[Start Extracted information]

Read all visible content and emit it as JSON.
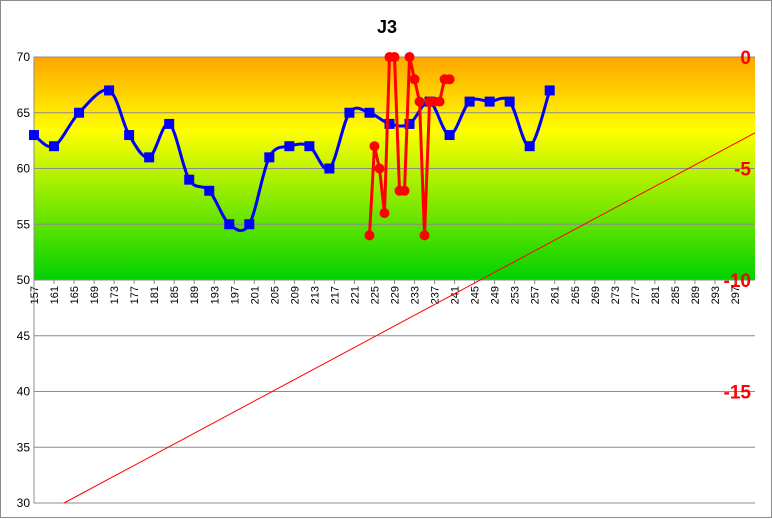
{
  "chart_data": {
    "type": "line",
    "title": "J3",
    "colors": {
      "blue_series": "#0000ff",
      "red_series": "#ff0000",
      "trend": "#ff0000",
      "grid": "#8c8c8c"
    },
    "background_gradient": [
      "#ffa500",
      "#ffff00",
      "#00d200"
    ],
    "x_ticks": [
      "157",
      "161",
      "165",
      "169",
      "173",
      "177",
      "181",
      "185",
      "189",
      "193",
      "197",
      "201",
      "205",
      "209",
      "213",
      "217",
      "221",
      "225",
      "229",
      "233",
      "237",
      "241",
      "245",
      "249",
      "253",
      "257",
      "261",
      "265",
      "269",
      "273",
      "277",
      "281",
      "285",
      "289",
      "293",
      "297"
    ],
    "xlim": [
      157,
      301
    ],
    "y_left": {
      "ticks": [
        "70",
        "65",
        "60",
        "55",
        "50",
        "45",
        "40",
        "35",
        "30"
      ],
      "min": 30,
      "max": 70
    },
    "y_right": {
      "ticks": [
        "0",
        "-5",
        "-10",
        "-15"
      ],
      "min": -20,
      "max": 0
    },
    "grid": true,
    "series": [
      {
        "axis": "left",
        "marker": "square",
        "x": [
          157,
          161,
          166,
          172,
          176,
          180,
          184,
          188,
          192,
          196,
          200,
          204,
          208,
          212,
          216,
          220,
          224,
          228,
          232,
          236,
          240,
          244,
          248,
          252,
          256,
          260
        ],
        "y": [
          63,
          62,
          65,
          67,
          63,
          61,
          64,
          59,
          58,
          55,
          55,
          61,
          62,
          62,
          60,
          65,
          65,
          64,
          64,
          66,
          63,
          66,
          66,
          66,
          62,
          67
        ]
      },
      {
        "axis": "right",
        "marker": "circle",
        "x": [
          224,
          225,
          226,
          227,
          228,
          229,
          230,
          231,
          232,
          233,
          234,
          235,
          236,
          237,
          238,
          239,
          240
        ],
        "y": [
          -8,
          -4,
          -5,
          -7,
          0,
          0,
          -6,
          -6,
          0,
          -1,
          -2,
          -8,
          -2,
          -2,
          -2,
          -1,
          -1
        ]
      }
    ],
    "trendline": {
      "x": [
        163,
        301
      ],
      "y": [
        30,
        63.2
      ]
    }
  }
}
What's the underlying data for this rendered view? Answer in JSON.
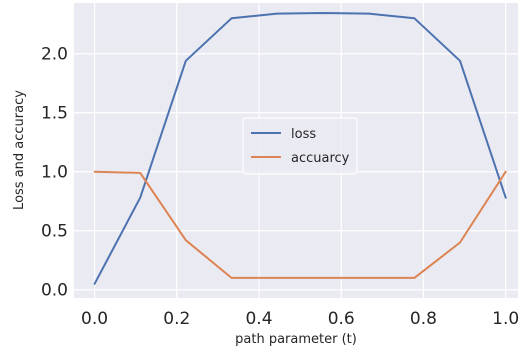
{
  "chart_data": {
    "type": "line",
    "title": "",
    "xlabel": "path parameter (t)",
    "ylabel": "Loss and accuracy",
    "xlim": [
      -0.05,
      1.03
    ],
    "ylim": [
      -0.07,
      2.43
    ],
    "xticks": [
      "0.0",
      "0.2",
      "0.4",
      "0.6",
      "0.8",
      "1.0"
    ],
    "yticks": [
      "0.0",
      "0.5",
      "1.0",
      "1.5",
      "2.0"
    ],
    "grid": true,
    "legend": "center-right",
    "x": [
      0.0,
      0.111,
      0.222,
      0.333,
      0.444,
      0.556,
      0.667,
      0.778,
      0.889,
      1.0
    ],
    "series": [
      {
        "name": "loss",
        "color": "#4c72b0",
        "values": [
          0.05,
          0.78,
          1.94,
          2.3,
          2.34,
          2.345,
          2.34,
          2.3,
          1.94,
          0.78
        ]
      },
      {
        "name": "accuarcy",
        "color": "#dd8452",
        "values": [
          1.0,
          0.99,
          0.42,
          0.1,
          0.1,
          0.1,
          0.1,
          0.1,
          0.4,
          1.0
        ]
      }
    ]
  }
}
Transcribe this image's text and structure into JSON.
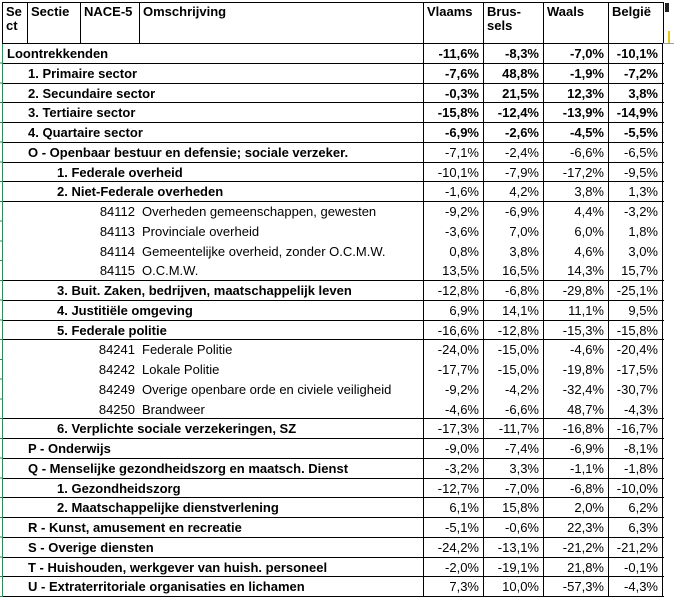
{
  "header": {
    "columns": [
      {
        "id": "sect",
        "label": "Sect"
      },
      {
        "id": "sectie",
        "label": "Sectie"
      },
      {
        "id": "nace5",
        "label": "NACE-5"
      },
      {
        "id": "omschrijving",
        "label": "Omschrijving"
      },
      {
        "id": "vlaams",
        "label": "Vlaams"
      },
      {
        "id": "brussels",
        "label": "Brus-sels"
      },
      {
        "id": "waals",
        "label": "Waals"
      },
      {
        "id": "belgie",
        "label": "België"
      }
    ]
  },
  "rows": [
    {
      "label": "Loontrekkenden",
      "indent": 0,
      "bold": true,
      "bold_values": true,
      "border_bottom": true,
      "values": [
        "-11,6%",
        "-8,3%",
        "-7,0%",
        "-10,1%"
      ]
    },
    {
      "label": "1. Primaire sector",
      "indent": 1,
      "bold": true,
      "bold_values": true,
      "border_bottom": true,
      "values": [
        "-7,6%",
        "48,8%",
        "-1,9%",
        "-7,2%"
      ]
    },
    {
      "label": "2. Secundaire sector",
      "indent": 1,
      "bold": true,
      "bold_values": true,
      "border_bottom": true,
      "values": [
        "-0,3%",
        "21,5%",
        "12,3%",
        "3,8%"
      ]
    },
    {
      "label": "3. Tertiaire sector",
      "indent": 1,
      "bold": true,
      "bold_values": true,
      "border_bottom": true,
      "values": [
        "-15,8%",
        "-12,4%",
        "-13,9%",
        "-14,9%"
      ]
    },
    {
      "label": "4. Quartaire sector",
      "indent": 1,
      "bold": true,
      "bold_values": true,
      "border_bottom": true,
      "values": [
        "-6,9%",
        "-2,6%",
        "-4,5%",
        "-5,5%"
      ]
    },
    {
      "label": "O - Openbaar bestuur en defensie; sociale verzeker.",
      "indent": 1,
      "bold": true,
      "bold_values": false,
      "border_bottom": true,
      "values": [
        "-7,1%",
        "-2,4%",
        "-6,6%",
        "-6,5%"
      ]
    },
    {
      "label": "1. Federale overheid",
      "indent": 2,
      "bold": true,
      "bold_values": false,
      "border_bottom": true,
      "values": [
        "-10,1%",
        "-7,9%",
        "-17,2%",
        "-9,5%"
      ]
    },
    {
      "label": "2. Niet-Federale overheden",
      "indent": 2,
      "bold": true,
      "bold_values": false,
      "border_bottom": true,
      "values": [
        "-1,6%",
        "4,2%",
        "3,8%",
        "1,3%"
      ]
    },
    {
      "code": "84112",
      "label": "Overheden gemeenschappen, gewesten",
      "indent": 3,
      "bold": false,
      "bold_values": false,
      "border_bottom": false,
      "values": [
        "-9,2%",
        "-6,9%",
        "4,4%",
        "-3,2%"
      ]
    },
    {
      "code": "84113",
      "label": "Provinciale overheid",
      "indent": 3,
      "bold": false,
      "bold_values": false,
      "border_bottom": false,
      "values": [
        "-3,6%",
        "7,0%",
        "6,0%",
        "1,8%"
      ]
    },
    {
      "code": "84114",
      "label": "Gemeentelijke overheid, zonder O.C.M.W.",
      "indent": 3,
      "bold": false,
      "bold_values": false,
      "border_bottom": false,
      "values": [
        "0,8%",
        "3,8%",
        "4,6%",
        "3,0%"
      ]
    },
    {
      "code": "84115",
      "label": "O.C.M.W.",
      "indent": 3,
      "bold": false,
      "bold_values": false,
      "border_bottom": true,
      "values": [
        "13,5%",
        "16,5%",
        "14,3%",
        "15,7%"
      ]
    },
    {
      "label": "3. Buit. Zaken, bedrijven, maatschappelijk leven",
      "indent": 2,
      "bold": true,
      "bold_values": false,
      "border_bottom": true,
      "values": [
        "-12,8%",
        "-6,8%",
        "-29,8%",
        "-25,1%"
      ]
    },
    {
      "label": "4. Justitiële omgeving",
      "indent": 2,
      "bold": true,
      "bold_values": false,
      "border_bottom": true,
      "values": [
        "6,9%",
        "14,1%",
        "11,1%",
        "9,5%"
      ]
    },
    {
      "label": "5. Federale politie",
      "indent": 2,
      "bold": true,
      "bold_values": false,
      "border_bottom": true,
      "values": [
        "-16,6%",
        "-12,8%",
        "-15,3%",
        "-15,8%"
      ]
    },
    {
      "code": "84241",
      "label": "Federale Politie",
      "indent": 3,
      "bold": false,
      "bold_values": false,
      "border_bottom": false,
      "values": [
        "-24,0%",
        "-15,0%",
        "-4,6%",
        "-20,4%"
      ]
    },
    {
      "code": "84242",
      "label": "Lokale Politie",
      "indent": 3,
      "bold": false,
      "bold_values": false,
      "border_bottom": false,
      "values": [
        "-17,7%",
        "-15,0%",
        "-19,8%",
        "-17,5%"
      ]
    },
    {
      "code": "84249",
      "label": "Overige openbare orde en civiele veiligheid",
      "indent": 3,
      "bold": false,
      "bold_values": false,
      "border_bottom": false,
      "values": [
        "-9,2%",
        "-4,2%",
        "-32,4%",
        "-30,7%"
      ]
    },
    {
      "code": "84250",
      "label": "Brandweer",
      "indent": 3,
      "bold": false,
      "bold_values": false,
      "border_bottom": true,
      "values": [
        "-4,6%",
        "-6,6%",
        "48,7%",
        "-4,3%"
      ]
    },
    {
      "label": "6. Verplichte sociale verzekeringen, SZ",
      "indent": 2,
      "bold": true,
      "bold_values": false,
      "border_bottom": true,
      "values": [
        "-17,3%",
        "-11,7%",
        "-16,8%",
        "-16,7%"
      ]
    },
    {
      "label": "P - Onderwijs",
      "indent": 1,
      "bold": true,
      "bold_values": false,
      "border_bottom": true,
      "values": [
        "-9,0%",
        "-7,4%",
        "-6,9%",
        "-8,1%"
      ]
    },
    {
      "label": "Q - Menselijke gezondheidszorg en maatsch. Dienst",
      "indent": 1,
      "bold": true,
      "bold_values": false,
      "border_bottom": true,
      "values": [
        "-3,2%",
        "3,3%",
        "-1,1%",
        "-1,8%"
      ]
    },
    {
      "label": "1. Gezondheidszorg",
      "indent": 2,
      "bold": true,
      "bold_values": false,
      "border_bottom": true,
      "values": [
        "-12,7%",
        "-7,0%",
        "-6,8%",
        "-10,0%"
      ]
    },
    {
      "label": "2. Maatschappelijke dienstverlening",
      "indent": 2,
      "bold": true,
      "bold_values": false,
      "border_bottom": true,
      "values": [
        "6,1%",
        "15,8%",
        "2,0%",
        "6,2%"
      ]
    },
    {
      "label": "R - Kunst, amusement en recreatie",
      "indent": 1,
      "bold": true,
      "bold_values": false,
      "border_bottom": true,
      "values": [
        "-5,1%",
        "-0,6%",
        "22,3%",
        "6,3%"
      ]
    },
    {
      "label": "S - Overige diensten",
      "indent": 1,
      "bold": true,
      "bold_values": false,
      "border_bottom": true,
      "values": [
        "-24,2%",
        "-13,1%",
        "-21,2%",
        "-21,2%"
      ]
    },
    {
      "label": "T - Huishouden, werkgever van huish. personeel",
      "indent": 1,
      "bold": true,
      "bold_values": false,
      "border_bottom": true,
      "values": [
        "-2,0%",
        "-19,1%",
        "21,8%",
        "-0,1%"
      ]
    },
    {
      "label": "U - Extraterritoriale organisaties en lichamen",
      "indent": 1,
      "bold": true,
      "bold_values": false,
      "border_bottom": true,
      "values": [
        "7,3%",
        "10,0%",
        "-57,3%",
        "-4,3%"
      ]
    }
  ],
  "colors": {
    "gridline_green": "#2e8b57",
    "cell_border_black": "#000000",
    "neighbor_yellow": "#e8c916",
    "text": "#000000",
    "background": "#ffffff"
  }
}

[End Extracted information]

*Your objective*
Return each line of the data that contains the string "Federale".

*Solution below*
      "label": "1. Federale overheid",
      "label": "2. Niet-Federale overheden",
      "label": "5. Federale politie",
      "label": "Federale Politie",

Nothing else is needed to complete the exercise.